[Extracted data entries]
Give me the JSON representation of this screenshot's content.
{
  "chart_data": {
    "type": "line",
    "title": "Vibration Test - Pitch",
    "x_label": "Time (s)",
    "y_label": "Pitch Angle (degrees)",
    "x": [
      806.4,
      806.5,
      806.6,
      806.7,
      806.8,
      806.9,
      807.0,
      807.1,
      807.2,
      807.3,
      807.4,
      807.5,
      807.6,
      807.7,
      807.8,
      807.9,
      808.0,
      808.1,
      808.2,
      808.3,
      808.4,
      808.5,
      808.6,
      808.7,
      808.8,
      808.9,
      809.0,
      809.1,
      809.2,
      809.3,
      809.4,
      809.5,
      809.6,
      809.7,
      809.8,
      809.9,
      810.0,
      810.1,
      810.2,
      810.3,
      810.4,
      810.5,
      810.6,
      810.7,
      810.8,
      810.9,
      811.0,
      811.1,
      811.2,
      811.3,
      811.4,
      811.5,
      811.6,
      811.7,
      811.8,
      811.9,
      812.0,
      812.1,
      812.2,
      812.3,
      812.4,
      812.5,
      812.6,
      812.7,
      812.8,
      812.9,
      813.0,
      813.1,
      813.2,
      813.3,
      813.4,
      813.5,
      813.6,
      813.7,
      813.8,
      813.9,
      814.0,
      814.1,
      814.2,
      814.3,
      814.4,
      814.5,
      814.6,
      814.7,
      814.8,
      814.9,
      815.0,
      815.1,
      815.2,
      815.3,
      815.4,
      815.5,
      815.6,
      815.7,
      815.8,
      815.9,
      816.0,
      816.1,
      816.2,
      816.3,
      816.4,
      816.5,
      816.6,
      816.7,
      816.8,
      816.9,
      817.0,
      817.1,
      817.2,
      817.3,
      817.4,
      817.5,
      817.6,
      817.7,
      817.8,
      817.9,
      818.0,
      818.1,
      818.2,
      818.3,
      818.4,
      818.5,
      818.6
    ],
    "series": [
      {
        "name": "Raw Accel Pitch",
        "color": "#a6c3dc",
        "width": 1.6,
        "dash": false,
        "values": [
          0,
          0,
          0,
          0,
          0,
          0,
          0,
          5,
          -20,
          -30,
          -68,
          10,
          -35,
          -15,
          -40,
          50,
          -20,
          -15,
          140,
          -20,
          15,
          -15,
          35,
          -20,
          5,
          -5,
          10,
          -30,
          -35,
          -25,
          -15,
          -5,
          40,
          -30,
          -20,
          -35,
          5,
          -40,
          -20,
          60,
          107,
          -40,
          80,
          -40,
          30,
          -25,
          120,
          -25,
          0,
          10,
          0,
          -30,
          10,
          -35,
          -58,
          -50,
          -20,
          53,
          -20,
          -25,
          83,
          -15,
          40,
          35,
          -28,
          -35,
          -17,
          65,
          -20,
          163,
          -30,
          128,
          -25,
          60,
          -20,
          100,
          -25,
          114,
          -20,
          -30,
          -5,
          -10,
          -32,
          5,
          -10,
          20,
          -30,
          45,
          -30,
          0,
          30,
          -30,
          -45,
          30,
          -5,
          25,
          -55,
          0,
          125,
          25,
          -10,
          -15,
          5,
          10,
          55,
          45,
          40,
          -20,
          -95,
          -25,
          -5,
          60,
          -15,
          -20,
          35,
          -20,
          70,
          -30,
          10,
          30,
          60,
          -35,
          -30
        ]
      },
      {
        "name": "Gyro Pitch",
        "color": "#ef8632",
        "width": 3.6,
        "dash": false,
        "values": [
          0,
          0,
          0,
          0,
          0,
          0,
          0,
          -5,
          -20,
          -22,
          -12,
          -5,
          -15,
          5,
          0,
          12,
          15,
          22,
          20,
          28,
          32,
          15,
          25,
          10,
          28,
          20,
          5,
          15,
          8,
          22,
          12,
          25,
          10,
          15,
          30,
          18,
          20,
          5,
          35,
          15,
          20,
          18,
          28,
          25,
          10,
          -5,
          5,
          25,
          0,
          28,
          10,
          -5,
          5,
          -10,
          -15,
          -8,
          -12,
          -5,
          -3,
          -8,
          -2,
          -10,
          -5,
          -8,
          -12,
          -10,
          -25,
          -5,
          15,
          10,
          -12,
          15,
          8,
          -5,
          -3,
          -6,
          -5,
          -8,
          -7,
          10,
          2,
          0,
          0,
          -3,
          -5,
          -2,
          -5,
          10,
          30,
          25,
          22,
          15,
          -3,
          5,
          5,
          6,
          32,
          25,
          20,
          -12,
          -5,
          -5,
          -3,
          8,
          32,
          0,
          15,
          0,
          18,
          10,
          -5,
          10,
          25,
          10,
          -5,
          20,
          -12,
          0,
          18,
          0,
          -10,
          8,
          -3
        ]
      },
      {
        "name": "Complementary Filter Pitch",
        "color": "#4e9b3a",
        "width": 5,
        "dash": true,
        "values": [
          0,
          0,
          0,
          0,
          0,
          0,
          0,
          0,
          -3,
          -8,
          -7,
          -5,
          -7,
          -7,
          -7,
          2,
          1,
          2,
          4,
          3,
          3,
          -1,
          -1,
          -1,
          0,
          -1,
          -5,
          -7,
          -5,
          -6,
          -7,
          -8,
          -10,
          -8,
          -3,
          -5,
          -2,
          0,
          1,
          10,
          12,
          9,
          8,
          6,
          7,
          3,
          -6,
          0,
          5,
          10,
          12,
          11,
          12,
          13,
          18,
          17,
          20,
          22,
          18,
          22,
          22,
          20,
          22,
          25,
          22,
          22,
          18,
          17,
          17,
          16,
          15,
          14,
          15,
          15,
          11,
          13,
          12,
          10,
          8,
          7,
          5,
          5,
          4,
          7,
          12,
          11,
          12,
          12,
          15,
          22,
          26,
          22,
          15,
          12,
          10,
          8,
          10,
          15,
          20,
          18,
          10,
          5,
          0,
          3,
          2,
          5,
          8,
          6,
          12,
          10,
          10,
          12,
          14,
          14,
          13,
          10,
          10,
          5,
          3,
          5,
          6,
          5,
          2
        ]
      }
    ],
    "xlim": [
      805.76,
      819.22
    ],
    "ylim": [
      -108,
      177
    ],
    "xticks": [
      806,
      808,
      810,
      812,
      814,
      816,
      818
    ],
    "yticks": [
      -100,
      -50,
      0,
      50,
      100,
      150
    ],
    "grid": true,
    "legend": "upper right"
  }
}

SHORT EXERCISE: Read through the entries and copy each line in which "name" appears.

TASK RESPONSE:
        "name": "Raw Accel Pitch",
        "name": "Gyro Pitch",
        "name": "Complementary Filter Pitch",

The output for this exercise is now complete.